WRITTEN TASK: Transcribe the lines below verbatim, skipping the images.

ITEMS:
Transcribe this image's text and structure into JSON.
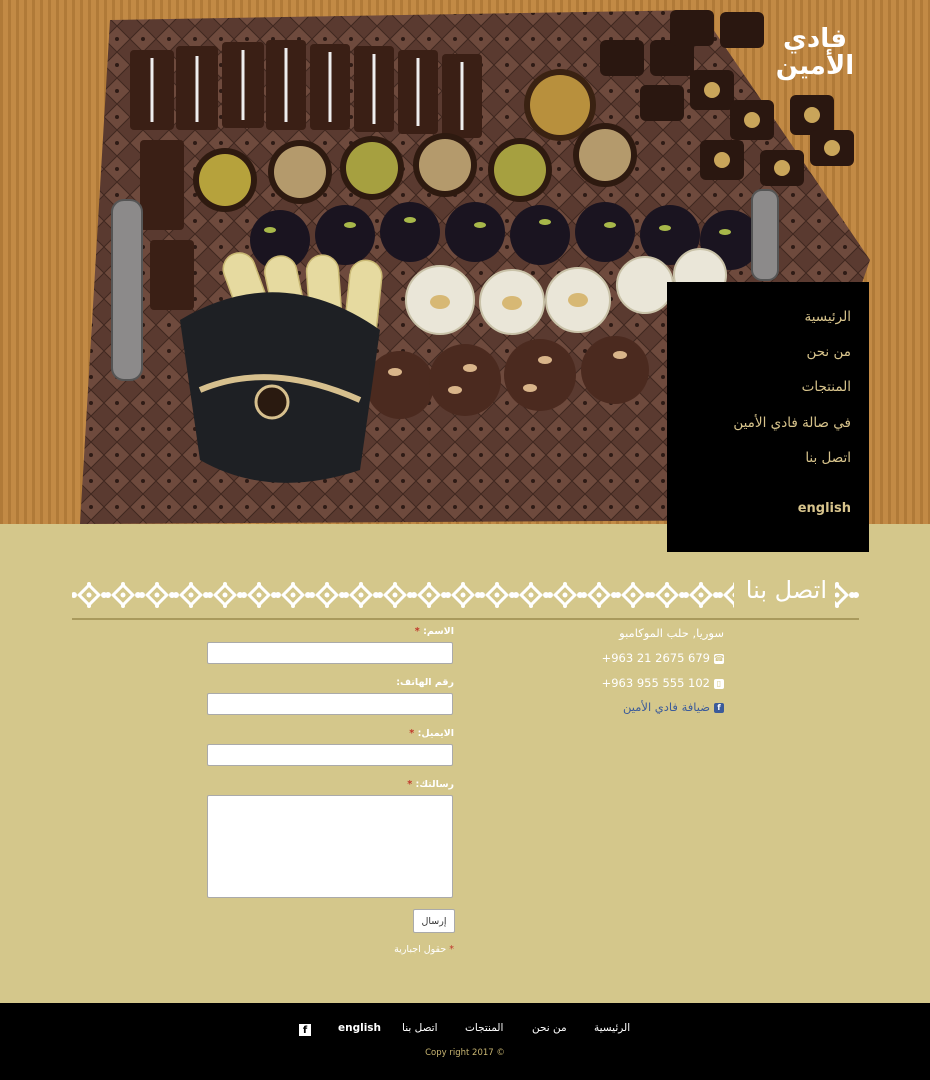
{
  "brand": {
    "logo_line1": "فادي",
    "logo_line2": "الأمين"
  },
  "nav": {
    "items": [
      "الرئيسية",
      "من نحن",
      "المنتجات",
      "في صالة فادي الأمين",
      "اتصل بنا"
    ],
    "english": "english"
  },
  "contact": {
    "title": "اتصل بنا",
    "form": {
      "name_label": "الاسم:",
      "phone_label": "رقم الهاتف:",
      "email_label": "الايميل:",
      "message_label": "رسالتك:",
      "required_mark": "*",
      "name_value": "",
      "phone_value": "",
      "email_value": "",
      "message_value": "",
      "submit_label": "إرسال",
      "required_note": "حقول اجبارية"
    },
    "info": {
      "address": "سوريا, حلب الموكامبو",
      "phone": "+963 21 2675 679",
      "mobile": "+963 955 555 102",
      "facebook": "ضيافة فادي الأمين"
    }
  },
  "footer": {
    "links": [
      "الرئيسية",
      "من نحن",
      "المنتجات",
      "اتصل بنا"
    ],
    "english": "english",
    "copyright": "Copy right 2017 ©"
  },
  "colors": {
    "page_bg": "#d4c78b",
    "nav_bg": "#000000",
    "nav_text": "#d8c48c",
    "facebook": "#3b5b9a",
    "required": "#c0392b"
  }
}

FINAL RESULT:
Transcribe this image's text and structure into JSON.
{
  "brand": {
    "logo_line1": "فادي",
    "logo_line2": "الأمين"
  },
  "nav": {
    "items": [
      "الرئيسية",
      "من نحن",
      "المنتجات",
      "في صالة فادي الأمين",
      "اتصل بنا"
    ],
    "english": "english"
  },
  "contact": {
    "title": "اتصل بنا",
    "form": {
      "name_label": "الاسم:",
      "phone_label": "رقم الهاتف:",
      "email_label": "الايميل:",
      "message_label": "رسالتك:",
      "required_mark": "*",
      "name_value": "",
      "phone_value": "",
      "email_value": "",
      "message_value": "",
      "submit_label": "إرسال",
      "required_note": "حقول اجبارية"
    },
    "info": {
      "address": "سوريا, حلب الموكامبو",
      "phone": "+963 21 2675 679",
      "mobile": "+963 955 555 102",
      "facebook": "ضيافة فادي الأمين"
    }
  },
  "footer": {
    "links": [
      "الرئيسية",
      "من نحن",
      "المنتجات",
      "اتصل بنا"
    ],
    "english": "english",
    "copyright": "Copy right 2017 ©"
  },
  "colors": {
    "page_bg": "#d4c78b",
    "nav_bg": "#000000",
    "nav_text": "#d8c48c",
    "facebook": "#3b5b9a",
    "required": "#c0392b"
  }
}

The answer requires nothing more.